#### YOUR OBJECTIVE
Rewrite the records, changing every "x-tick-mark" to "x-axis-tick" and keeping everything else the same.

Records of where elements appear

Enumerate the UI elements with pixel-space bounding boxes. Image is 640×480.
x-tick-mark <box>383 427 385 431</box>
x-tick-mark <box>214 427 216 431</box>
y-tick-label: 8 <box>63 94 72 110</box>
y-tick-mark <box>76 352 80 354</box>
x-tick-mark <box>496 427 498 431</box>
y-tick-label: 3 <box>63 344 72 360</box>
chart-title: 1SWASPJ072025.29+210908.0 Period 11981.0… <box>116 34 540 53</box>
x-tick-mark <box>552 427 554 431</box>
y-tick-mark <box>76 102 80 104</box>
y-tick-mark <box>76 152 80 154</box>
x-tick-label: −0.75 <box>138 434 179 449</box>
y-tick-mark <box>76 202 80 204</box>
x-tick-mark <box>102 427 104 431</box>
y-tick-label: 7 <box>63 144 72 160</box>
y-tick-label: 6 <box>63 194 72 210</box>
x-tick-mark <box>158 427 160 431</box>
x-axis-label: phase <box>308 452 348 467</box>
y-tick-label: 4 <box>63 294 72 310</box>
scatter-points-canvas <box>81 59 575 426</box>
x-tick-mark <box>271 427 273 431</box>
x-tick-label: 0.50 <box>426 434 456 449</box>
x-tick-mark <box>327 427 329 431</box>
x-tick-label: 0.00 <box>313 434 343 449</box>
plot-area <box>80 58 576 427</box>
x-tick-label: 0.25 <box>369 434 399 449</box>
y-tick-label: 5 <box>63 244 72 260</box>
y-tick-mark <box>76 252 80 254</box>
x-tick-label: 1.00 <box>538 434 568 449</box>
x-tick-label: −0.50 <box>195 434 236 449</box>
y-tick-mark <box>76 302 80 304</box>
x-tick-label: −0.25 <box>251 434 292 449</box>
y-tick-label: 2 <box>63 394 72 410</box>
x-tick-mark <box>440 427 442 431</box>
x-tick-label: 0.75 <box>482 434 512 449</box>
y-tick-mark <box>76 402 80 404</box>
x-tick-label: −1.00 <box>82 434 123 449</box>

#### RESULT
Enumerate the UI elements with pixel-space bounding boxes. Image is 640×480.
x-axis-tick <box>383 427 385 431</box>
x-axis-tick <box>214 427 216 431</box>
y-tick-label: 8 <box>63 94 72 110</box>
y-tick-mark <box>76 352 80 354</box>
x-axis-tick <box>496 427 498 431</box>
y-tick-label: 3 <box>63 344 72 360</box>
chart-title: 1SWASPJ072025.29+210908.0 Period 11981.0… <box>116 34 540 53</box>
x-axis-tick <box>552 427 554 431</box>
y-tick-mark <box>76 102 80 104</box>
y-tick-mark <box>76 152 80 154</box>
x-tick-label: −0.75 <box>138 434 179 449</box>
y-tick-mark <box>76 202 80 204</box>
x-axis-tick <box>102 427 104 431</box>
y-tick-label: 7 <box>63 144 72 160</box>
y-tick-label: 6 <box>63 194 72 210</box>
x-axis-tick <box>158 427 160 431</box>
x-axis-label: phase <box>308 452 348 467</box>
y-tick-label: 4 <box>63 294 72 310</box>
scatter-points-canvas <box>81 59 575 426</box>
x-axis-tick <box>271 427 273 431</box>
x-tick-label: 0.50 <box>426 434 456 449</box>
x-axis-tick <box>327 427 329 431</box>
x-tick-label: 0.00 <box>313 434 343 449</box>
plot-area <box>80 58 576 427</box>
x-tick-label: 0.25 <box>369 434 399 449</box>
y-tick-label: 5 <box>63 244 72 260</box>
y-tick-mark <box>76 252 80 254</box>
x-tick-label: 1.00 <box>538 434 568 449</box>
x-tick-label: −0.50 <box>195 434 236 449</box>
y-tick-mark <box>76 302 80 304</box>
x-tick-label: −0.25 <box>251 434 292 449</box>
y-tick-label: 2 <box>63 394 72 410</box>
x-axis-tick <box>440 427 442 431</box>
x-tick-label: 0.75 <box>482 434 512 449</box>
y-tick-mark <box>76 402 80 404</box>
x-tick-label: −1.00 <box>82 434 123 449</box>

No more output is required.